## begin
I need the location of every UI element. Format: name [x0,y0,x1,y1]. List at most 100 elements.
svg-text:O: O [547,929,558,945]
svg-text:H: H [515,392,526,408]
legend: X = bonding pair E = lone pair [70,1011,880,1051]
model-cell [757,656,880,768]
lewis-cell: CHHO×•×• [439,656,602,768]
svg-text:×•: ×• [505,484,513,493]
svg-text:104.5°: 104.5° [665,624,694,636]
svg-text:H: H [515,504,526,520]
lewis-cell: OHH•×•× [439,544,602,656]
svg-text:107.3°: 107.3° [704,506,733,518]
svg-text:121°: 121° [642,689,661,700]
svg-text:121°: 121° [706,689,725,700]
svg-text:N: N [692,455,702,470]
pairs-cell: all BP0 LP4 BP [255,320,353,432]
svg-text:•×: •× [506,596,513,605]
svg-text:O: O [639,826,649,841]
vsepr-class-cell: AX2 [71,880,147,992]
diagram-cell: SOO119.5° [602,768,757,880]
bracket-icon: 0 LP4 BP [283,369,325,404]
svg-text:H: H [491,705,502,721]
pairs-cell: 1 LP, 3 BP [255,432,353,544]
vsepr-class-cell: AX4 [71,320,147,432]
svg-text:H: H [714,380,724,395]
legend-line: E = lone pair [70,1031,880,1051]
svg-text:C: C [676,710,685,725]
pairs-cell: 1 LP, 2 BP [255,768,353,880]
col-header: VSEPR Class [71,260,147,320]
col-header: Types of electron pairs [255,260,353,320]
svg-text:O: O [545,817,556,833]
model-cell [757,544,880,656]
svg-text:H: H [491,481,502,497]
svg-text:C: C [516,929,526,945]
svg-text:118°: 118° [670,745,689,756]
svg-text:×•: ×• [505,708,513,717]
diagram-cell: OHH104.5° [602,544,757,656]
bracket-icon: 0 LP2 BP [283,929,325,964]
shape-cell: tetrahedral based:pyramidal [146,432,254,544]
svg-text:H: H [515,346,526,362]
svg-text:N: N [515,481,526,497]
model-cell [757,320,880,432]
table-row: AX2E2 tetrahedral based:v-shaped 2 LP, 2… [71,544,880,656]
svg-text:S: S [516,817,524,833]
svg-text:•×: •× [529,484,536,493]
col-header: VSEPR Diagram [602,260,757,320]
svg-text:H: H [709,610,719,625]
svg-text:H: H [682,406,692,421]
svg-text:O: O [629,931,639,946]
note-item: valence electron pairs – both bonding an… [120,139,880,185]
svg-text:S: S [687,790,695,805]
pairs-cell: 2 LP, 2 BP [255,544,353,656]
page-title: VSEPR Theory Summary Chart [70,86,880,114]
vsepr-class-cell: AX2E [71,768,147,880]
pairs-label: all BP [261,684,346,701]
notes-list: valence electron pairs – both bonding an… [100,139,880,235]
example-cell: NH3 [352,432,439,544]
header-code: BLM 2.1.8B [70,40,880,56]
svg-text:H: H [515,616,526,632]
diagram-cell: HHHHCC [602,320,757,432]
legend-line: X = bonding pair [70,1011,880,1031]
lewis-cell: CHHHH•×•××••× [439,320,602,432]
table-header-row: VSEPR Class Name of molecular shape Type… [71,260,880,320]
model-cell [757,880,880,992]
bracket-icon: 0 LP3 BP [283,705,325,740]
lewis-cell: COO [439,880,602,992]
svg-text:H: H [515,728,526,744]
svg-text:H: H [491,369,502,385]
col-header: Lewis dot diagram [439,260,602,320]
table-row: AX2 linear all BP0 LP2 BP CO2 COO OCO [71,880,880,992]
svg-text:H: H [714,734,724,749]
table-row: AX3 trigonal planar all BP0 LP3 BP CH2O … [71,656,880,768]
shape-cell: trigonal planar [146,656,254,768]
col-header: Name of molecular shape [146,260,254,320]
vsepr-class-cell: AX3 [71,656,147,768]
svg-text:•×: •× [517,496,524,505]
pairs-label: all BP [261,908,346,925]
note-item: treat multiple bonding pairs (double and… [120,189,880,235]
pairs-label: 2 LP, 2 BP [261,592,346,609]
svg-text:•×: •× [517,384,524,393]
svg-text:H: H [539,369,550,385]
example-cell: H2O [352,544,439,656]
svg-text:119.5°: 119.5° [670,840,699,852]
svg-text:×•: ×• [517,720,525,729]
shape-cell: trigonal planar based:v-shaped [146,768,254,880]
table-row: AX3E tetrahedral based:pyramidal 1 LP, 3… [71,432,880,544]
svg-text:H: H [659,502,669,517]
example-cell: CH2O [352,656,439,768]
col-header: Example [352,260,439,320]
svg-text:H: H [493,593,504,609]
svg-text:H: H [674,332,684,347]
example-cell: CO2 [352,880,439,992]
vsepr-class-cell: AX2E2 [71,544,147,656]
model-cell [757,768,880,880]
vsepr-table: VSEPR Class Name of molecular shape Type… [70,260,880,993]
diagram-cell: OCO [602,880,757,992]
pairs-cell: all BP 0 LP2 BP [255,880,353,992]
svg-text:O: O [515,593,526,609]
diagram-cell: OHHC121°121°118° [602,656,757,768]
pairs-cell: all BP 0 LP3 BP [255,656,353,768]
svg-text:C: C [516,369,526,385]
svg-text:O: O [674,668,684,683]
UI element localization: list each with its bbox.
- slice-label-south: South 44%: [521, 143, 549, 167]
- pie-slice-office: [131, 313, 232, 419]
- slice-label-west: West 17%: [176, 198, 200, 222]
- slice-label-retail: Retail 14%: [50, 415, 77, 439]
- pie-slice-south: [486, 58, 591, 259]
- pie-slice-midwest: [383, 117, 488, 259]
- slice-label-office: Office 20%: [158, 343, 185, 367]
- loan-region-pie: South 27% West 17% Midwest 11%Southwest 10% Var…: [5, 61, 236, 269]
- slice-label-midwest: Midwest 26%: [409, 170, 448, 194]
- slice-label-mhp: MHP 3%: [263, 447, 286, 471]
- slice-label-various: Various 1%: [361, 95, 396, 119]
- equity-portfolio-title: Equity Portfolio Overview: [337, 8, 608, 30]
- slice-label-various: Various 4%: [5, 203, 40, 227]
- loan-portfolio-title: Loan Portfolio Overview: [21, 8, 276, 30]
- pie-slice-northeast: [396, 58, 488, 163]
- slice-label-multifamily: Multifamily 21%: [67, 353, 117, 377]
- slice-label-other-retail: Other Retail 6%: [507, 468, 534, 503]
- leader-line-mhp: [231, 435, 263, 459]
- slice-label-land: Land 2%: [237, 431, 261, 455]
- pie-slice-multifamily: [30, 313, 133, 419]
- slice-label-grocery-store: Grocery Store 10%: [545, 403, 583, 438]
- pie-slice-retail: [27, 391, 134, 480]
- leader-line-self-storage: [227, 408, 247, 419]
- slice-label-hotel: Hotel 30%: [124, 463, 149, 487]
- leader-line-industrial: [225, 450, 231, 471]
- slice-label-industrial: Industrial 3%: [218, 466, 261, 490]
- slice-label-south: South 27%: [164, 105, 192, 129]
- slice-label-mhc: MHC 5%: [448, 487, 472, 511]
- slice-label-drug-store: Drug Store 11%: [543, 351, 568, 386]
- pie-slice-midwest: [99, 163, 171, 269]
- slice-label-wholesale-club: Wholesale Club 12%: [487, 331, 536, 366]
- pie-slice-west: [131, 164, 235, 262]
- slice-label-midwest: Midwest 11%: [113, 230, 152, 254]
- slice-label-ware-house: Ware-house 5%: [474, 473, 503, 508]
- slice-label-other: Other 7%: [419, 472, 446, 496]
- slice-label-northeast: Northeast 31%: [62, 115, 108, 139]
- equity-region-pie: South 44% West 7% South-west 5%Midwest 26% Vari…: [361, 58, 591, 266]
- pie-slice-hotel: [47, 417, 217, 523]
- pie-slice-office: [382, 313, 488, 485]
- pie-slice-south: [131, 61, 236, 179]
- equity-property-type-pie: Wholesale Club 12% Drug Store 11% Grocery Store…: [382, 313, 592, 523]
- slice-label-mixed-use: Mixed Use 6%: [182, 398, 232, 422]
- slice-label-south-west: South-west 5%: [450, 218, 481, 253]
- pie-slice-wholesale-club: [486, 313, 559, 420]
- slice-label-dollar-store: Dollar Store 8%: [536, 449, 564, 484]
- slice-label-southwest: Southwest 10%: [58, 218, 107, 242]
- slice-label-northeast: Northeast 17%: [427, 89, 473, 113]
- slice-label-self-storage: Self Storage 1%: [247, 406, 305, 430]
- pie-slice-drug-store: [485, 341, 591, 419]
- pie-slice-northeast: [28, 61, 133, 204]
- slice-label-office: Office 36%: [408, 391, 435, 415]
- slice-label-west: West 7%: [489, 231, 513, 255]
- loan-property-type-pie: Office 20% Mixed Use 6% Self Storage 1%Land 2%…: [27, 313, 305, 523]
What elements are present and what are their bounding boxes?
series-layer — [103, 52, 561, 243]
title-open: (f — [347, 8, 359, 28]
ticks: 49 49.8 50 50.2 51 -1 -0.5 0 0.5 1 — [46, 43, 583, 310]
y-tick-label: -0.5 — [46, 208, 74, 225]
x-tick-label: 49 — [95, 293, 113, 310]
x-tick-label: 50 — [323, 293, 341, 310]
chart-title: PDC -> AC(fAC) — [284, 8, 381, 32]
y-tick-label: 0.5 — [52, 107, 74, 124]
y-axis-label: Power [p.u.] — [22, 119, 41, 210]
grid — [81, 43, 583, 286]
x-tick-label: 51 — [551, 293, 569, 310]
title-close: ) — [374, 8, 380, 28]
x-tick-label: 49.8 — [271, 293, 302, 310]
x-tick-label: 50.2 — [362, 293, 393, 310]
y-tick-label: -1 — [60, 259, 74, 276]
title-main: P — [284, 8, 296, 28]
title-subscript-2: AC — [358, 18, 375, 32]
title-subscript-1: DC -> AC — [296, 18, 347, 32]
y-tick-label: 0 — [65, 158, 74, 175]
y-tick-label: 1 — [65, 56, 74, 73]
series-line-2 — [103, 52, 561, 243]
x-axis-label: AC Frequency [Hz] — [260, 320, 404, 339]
## end
REQUIRED TASK: Locate every line in the material above that contains the string "retail", and copy each of those lines out in full.

ANSWER TO THE PROBLEM:
- slice-label-retail: Retail 14%: [50, 415, 77, 439]
- slice-label-other-retail: Other Retail 6%: [507, 468, 534, 503]
- pie-slice-retail: [27, 391, 134, 480]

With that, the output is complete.